** Begin TEXT PASSAGE **

Hereinbelow, a flow of processing in printing will be described.
First, at S11, a user performs an input operation by using the input keys 16 to specify print-desired data of the compressed image data retrieved and stored in the SDRAM 22. At S12, the number of sheets of paper that correspond to the image data specified through the input keys 16 at S11 is input by using the input keys 16.
Subsequently, at S13, a determination is made to verify the input of the print specification, that is, the input of a print command. If the print specification is determined not to have been input, S13 is answered as NO, and processing returns to S11. If the input of the print specification is verified, an answer is YES, and processing proceeds to S14. Then, determinations are made whether paper is stored in the paper cassette 5, whether the inked-ribbon cassette 4 is set in the printer 1, and whether ink remains sufficient to perform printing on one sheet of the paper (S14). To allow the detection of the remaining ink amount, symbols or the like are indicated at commencement ends of the portions of the three primary colors and the overcoating material in the inked ribbon, and the symbols or the like are detected by an inked-ribbon detecting sensor, which is one of the various sensors 36. By this arrangement, base ends of the three-primary-color portions, and the remaining amount of the inked ribbon can be recognized.
At step S14, if a determination is made that the paper does not exist or that the remaining amount of the inked ribbon is insufficient, step 14 is answered as NO. In this case, the liquid-crystal-panel dedicated CPU 17 is driven, the liquid-crystal display panel 18 displays information that no paper exists or that the remaining amount of the inked ribbon is insufficient, and the print-commencement operation is terminated (S15). Then, processing terminates.
If S14 is answered as YES, processing proceeds to S16, and the voltage detector 13a detects the currently remaining power capacity of the DC battery 12 (S16). Then, a determination is made whether the currently remaining power capacity of the DC battery 12 is at a level higher than or equal to a predetermined level of remaining capacity (threshold) (S17).
The predetermined level of remaining capacity is represented by a value representing the power required to drive the paper-feed motor 29, the thermal-head motor 31, the inked-ribbon motor 33, and the thermal head 38. Consequently, printing can be performed on at least one sheet of the paper. The predetermined level of remaining capacity is represented by a preliminary set value obtained through calculations, measurements, and the like of driving power required to perform printing on one sheet of the paper. The predetermined level of remaining capacity, which is used in S3 shown in
At S17, if the currently remaining power capacity of the DC battery 12 is lower than the predetermined value, that is, if transfer and printing for one sheet of the paper which are performed subsequent to the detection of the remaining capacity level of the DC battery 12 cannot be completed with the currently remaining power capacity, S17 is answered as NO. In this case, the liquid-crystal-panel dedicated CPU 17 is driven and controlled to command the liquid-crystal display panel 18 to display information on shortage in the remaining capacity of the DC battery 12, and the command for commencing print operation is reset (S18). This allows the user of the printer 1 to recognize the shortage in the remaining capacity of the DC battery 12 and to replace or charge the DC battery 12.
At S17, if the currently remaining power capacity of the DC battery 12 is higher than or equal to the predetermined level of remaining capacity, S17 is answered as YES, and processing proceeds to S19.

** End TEXT PASSAGE **
** Begin DATA SECTION **

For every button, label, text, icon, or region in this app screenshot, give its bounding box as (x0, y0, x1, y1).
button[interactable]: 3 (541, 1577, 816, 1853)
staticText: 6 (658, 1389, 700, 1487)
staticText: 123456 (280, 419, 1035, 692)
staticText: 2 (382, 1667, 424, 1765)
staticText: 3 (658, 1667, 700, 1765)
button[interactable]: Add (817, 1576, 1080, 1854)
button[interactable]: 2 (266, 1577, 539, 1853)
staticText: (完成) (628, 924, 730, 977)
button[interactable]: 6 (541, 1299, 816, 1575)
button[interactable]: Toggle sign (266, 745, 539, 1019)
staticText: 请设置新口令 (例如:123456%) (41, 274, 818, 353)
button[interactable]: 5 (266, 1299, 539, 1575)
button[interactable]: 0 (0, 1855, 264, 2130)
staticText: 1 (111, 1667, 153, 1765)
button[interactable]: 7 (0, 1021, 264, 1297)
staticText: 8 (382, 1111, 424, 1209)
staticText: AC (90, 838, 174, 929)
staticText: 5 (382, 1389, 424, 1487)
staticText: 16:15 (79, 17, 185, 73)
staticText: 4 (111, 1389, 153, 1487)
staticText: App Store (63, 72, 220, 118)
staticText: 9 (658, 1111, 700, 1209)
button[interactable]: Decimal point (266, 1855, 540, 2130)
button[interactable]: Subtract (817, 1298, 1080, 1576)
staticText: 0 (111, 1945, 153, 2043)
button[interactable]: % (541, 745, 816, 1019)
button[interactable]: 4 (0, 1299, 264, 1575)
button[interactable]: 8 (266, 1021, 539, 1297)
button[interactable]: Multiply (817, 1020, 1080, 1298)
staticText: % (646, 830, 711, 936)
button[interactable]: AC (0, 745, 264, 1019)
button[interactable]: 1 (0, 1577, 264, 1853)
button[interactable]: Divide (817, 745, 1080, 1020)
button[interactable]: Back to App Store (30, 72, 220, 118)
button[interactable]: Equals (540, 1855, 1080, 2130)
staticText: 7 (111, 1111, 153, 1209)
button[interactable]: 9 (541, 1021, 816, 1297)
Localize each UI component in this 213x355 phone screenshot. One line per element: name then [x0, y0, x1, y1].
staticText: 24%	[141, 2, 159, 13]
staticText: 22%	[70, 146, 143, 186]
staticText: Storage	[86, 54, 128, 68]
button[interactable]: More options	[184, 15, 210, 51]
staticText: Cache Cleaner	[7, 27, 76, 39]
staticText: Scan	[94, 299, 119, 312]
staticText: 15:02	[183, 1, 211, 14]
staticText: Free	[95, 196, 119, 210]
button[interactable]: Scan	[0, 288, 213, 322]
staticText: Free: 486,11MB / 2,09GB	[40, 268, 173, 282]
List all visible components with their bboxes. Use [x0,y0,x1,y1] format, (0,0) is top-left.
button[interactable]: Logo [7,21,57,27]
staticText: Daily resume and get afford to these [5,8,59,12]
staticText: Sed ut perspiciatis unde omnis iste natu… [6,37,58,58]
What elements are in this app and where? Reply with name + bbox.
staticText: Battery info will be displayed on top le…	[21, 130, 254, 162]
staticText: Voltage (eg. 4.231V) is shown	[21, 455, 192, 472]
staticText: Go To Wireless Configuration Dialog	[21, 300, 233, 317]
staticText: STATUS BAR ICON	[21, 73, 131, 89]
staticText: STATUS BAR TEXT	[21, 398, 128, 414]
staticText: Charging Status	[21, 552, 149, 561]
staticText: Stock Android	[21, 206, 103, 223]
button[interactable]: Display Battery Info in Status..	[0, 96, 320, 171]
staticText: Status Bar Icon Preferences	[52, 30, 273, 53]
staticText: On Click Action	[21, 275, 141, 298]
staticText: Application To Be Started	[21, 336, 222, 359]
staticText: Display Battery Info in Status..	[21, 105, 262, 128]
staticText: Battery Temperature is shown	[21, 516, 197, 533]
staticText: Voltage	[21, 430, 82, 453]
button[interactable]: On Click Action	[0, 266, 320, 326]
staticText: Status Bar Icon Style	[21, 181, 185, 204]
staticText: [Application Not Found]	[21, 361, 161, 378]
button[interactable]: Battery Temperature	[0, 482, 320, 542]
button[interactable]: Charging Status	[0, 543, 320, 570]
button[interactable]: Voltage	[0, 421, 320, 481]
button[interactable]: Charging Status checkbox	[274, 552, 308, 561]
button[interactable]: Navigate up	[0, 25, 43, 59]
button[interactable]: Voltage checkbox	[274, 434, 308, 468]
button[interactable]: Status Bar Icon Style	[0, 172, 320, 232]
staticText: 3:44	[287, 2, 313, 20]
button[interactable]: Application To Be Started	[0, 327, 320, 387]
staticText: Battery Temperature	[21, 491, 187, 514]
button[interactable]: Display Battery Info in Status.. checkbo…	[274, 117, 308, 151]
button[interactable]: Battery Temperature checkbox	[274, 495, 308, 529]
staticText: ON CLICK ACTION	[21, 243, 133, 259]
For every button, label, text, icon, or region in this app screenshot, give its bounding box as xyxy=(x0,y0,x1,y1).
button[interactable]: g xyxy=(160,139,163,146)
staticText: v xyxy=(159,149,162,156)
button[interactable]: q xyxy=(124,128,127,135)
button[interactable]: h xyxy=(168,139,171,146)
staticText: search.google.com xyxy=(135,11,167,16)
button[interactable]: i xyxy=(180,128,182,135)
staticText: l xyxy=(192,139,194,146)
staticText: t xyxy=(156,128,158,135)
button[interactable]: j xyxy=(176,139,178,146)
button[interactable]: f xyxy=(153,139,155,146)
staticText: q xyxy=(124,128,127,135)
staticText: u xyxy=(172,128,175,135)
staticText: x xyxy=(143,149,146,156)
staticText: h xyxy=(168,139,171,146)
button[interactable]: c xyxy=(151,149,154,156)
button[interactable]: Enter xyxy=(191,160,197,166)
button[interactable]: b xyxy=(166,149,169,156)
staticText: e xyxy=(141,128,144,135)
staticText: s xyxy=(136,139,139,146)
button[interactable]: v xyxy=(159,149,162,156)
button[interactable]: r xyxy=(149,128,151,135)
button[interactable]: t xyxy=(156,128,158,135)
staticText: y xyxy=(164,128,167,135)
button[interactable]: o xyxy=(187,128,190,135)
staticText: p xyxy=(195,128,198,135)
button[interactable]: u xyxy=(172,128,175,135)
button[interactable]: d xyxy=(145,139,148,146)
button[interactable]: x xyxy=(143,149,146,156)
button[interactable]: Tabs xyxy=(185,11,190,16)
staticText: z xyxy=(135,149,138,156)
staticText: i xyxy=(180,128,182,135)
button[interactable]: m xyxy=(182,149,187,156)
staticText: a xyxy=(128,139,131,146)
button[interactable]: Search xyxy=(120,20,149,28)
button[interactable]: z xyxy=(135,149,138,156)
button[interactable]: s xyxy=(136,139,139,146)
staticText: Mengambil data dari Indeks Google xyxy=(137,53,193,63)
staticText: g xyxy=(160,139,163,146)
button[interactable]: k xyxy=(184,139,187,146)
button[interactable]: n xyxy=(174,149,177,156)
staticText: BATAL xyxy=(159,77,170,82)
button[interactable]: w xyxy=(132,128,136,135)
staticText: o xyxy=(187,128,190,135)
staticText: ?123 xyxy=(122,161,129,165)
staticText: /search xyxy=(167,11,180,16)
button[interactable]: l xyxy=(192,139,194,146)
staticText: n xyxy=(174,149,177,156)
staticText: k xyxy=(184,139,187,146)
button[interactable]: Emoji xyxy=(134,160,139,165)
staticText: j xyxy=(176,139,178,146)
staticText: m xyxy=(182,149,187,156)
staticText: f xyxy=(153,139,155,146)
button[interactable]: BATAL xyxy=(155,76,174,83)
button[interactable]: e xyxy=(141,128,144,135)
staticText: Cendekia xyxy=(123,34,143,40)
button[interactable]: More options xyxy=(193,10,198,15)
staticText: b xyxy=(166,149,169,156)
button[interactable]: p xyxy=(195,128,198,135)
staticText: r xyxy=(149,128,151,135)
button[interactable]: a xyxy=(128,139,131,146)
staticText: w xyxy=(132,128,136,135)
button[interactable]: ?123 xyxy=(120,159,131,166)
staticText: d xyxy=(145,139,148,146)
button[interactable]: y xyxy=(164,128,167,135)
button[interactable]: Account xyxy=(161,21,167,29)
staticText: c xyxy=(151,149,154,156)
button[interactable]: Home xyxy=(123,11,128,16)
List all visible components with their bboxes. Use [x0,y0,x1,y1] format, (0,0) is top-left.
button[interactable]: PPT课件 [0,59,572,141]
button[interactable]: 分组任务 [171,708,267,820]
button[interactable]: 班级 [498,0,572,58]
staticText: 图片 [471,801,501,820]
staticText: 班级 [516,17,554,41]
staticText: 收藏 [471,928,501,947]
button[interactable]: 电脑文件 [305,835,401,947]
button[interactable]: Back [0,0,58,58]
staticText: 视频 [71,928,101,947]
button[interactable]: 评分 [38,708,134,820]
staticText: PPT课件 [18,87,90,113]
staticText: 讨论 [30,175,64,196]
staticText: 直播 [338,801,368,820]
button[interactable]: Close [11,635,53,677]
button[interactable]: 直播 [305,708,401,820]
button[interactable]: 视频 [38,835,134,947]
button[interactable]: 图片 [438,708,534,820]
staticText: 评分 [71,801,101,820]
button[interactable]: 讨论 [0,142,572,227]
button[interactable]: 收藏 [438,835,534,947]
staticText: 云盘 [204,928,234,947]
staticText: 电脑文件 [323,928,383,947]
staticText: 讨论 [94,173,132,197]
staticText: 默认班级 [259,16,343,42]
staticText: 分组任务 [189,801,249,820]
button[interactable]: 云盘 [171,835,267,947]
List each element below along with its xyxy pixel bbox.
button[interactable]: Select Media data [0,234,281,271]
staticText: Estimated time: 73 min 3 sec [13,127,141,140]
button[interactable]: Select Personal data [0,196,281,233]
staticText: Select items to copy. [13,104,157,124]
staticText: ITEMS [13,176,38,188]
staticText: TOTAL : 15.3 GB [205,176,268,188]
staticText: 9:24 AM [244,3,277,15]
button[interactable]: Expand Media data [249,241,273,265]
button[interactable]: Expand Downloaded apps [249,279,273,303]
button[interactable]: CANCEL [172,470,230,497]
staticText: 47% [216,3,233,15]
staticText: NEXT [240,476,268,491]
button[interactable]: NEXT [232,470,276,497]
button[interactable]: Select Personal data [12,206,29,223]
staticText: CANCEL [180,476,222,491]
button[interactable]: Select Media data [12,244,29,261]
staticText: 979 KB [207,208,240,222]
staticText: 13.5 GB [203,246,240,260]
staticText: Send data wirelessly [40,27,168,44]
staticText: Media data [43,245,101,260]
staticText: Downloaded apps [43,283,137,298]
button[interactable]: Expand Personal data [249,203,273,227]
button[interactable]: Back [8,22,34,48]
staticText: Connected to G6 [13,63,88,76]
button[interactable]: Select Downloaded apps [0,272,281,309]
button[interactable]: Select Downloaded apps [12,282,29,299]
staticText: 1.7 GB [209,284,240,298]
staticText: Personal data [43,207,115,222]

** End DATA SECTION **

# PARTS OF THE EXERCISE
[1] Answer these questions from the printing passage, one line each:
(a) What is entered with the input keys at S12?
(b) Which component detects the remaining power capacity of the DC battery at S16?
(c) Which four parts need the driving power that the predetermined level of remaining capacity represents?
[2] For each statement, say yes or no to whether the printing passage agrees with it, and quote the words that decide it.
(a) If no print specification has been input at S13, processing goes back to S11.
(b) The inked-ribbon detecting sensor is separate from the various sensors 36.
(c) Processing goes on to S19 when S17 is answered as NO.

# WRITTEN RESPONSES
[1]
(a) The number of sheets of paper that correspond to the image data specified at S11.
(b) The voltage detector 13a.
(c) The paper-feed motor 29, the thermal-head motor 31, the inked-ribbon motor 33, and the thermal head 38.

[2]
(a) Yes: "If the print specification is determined not to have been input, S13 is answered as NO, and processing returns to S11."
(b) No: "an inked-ribbon detecting sensor, which is one of the various sensors 36"
(c) No: "S17 is answered as YES, and processing proceeds to S19."